> PROBLEM DESCRIPTION: Copy the listing below line for line, keeping every character as it appears, but leave out the pictures.
BEGIN EXERCISE INPUTS
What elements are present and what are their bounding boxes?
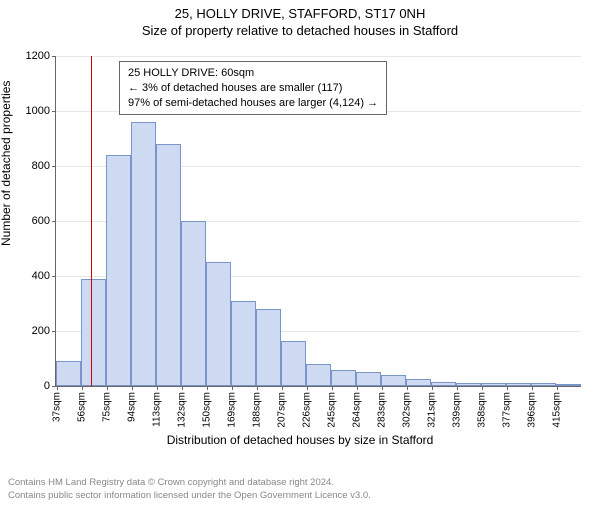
x-tick-mark — [157, 386, 158, 390]
y-tick-mark — [52, 331, 56, 332]
x-tick-mark — [207, 386, 208, 390]
x-tick-label: 396sqm — [527, 392, 538, 428]
footer-line-2: Contains public sector information licen… — [8, 490, 600, 502]
y-tick-mark — [52, 386, 56, 387]
x-tick-label: 302sqm — [402, 392, 413, 428]
x-tick-label: 321sqm — [427, 392, 438, 428]
y-tick-mark — [52, 221, 56, 222]
x-tick-label: 188sqm — [252, 392, 263, 428]
y-tick-mark — [52, 111, 56, 112]
histogram-bar — [431, 382, 456, 386]
x-tick-label: 283sqm — [377, 392, 388, 428]
x-tick-mark — [182, 386, 183, 390]
x-tick-label: 377sqm — [502, 392, 513, 428]
x-tick-label: 113sqm — [152, 392, 163, 427]
x-tick-label: 169sqm — [227, 392, 238, 428]
histogram-bar — [181, 221, 206, 386]
y-tick-label: 1000 — [26, 105, 50, 117]
footer-line-1: Contains HM Land Registry data © Crown c… — [8, 477, 600, 489]
y-tick-label: 800 — [32, 160, 50, 172]
info-box: 25 HOLLY DRIVE: 60sqm← 3% of detached ho… — [119, 61, 387, 116]
x-tick-label: 37sqm — [52, 392, 63, 422]
page-title: 25, HOLLY DRIVE, STAFFORD, ST17 0NH — [0, 6, 600, 21]
x-tick-mark — [82, 386, 83, 390]
histogram-bar — [531, 383, 556, 386]
x-tick-label: 56sqm — [77, 392, 88, 422]
y-tick-label: 200 — [32, 325, 50, 337]
histogram-bar — [456, 383, 481, 386]
x-tick-label: 245sqm — [327, 392, 338, 428]
histogram-bar — [381, 375, 406, 386]
y-tick-label: 1200 — [26, 50, 50, 62]
x-tick-mark — [107, 386, 108, 390]
histogram-bar — [281, 341, 306, 386]
x-tick-label: 358sqm — [477, 392, 488, 428]
histogram-bar — [331, 370, 356, 387]
info-box-line: ← 3% of detached houses are smaller (117… — [128, 81, 378, 96]
y-tick-label: 400 — [32, 270, 50, 282]
histogram-bar — [356, 372, 381, 386]
x-tick-mark — [257, 386, 258, 390]
property-marker-line — [91, 56, 92, 386]
x-tick-label: 207sqm — [277, 392, 288, 428]
histogram-bar — [56, 361, 81, 386]
attribution-footer: Contains HM Land Registry data © Crown c… — [0, 477, 600, 502]
histogram-bar — [131, 122, 156, 386]
x-tick-label: 150sqm — [202, 392, 213, 428]
x-tick-mark — [232, 386, 233, 390]
info-box-line: 25 HOLLY DRIVE: 60sqm — [128, 66, 378, 81]
x-tick-mark — [57, 386, 58, 390]
x-tick-mark — [132, 386, 133, 390]
x-tick-label: 94sqm — [127, 392, 138, 422]
histogram-bar — [206, 262, 231, 386]
x-tick-label: 415sqm — [552, 392, 563, 428]
x-tick-mark — [557, 386, 558, 390]
x-tick-mark — [307, 386, 308, 390]
histogram-bar — [481, 383, 506, 386]
x-tick-mark — [482, 386, 483, 390]
x-tick-label: 75sqm — [102, 392, 113, 422]
y-tick-label: 600 — [32, 215, 50, 227]
gridline — [56, 56, 581, 57]
x-tick-label: 264sqm — [352, 392, 363, 428]
histogram-chart: Number of detached properties 0200400600… — [0, 46, 600, 451]
x-tick-mark — [282, 386, 283, 390]
x-tick-mark — [382, 386, 383, 390]
histogram-bar — [231, 301, 256, 386]
x-tick-mark — [407, 386, 408, 390]
x-axis-label: Distribution of detached houses by size … — [0, 433, 600, 447]
x-tick-label: 226sqm — [302, 392, 313, 428]
histogram-bar — [406, 379, 431, 386]
y-tick-label: 0 — [44, 380, 50, 392]
x-tick-mark — [332, 386, 333, 390]
x-tick-mark — [457, 386, 458, 390]
histogram-bar — [156, 144, 181, 386]
x-tick-label: 339sqm — [452, 392, 463, 428]
x-tick-mark — [507, 386, 508, 390]
y-axis-label: Number of detached properties — [0, 81, 13, 246]
histogram-bar — [106, 155, 131, 386]
y-tick-mark — [52, 276, 56, 277]
info-box-line: 97% of semi-detached houses are larger (… — [128, 96, 378, 111]
page-subtitle: Size of property relative to detached ho… — [0, 23, 600, 38]
histogram-bar — [556, 384, 581, 386]
histogram-bar — [256, 309, 281, 386]
plot-area: 02004006008001000120037sqm56sqm75sqm94sq… — [55, 56, 581, 387]
histogram-bar — [306, 364, 331, 386]
histogram-bar — [506, 383, 531, 386]
histogram-bar — [81, 279, 106, 386]
x-tick-mark — [357, 386, 358, 390]
y-tick-mark — [52, 166, 56, 167]
x-tick-mark — [532, 386, 533, 390]
y-tick-mark — [52, 56, 56, 57]
x-tick-label: 132sqm — [177, 392, 188, 428]
x-tick-mark — [432, 386, 433, 390]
END EXERCISE INPUTS
> RESPONSE:
What elements are present and what are their bounding boxes?
x-tick-mark — [157, 386, 158, 390]
y-tick-mark — [52, 331, 56, 332]
x-tick-mark — [207, 386, 208, 390]
x-tick-label: 396sqm — [527, 392, 538, 428]
footer-line-2: Contains public sector information licen… — [8, 490, 600, 502]
y-tick-mark — [52, 386, 56, 387]
x-tick-label: 302sqm — [402, 392, 413, 428]
x-tick-label: 321sqm — [427, 392, 438, 428]
y-tick-mark — [52, 221, 56, 222]
x-tick-label: 188sqm — [252, 392, 263, 428]
y-tick-mark — [52, 111, 56, 112]
histogram-bar — [431, 382, 456, 386]
x-tick-label: 283sqm — [377, 392, 388, 428]
x-tick-mark — [182, 386, 183, 390]
x-tick-label: 377sqm — [502, 392, 513, 428]
x-tick-label: 113sqm — [152, 392, 163, 427]
x-tick-label: 169sqm — [227, 392, 238, 428]
histogram-bar — [181, 221, 206, 386]
y-tick-label: 1000 — [26, 105, 50, 117]
footer-line-1: Contains HM Land Registry data © Crown c… — [8, 477, 600, 489]
y-tick-label: 800 — [32, 160, 50, 172]
info-box: 25 HOLLY DRIVE: 60sqm← 3% of detached ho… — [119, 61, 387, 116]
x-tick-label: 37sqm — [52, 392, 63, 422]
page-title: 25, HOLLY DRIVE, STAFFORD, ST17 0NH — [0, 6, 600, 21]
x-tick-mark — [82, 386, 83, 390]
histogram-bar — [531, 383, 556, 386]
x-tick-label: 56sqm — [77, 392, 88, 422]
y-tick-label: 200 — [32, 325, 50, 337]
histogram-bar — [456, 383, 481, 386]
x-tick-label: 245sqm — [327, 392, 338, 428]
histogram-bar — [381, 375, 406, 386]
y-tick-label: 1200 — [26, 50, 50, 62]
x-tick-mark — [107, 386, 108, 390]
histogram-bar — [281, 341, 306, 386]
x-tick-label: 358sqm — [477, 392, 488, 428]
histogram-bar — [331, 370, 356, 387]
info-box-line: ← 3% of detached houses are smaller (117… — [128, 81, 378, 96]
y-tick-label: 400 — [32, 270, 50, 282]
histogram-bar — [356, 372, 381, 386]
x-tick-mark — [257, 386, 258, 390]
property-marker-line — [91, 56, 92, 386]
x-tick-label: 207sqm — [277, 392, 288, 428]
histogram-bar — [56, 361, 81, 386]
attribution-footer: Contains HM Land Registry data © Crown c… — [0, 477, 600, 502]
histogram-bar — [131, 122, 156, 386]
x-tick-label: 150sqm — [202, 392, 213, 428]
x-tick-mark — [232, 386, 233, 390]
info-box-line: 25 HOLLY DRIVE: 60sqm — [128, 66, 378, 81]
x-tick-mark — [57, 386, 58, 390]
x-tick-mark — [132, 386, 133, 390]
x-tick-label: 94sqm — [127, 392, 138, 422]
histogram-bar — [206, 262, 231, 386]
x-tick-label: 415sqm — [552, 392, 563, 428]
x-tick-mark — [557, 386, 558, 390]
x-tick-mark — [307, 386, 308, 390]
histogram-bar — [481, 383, 506, 386]
x-tick-mark — [482, 386, 483, 390]
x-tick-label: 75sqm — [102, 392, 113, 422]
y-tick-label: 600 — [32, 215, 50, 227]
gridline — [56, 56, 581, 57]
x-tick-label: 264sqm — [352, 392, 363, 428]
histogram-chart: Number of detached properties 0200400600… — [0, 46, 600, 451]
x-tick-mark — [282, 386, 283, 390]
x-tick-mark — [382, 386, 383, 390]
histogram-bar — [231, 301, 256, 386]
x-tick-mark — [407, 386, 408, 390]
x-axis-label: Distribution of detached houses by size … — [0, 433, 600, 447]
x-tick-label: 226sqm — [302, 392, 313, 428]
histogram-bar — [406, 379, 431, 386]
y-tick-label: 0 — [44, 380, 50, 392]
x-tick-mark — [332, 386, 333, 390]
x-tick-mark — [457, 386, 458, 390]
histogram-bar — [156, 144, 181, 386]
x-tick-label: 339sqm — [452, 392, 463, 428]
x-tick-mark — [507, 386, 508, 390]
y-axis-label: Number of detached properties — [0, 81, 13, 246]
histogram-bar — [106, 155, 131, 386]
y-tick-mark — [52, 276, 56, 277]
info-box-line: 97% of semi-detached houses are larger (… — [128, 96, 378, 111]
page-subtitle: Size of property relative to detached ho… — [0, 23, 600, 38]
histogram-bar — [556, 384, 581, 386]
histogram-bar — [256, 309, 281, 386]
plot-area: 02004006008001000120037sqm56sqm75sqm94sq… — [55, 56, 581, 387]
histogram-bar — [306, 364, 331, 386]
histogram-bar — [506, 383, 531, 386]
histogram-bar — [81, 279, 106, 386]
x-tick-mark — [357, 386, 358, 390]
y-tick-mark — [52, 166, 56, 167]
x-tick-mark — [532, 386, 533, 390]
y-tick-mark — [52, 56, 56, 57]
x-tick-label: 132sqm — [177, 392, 188, 428]
x-tick-mark — [432, 386, 433, 390]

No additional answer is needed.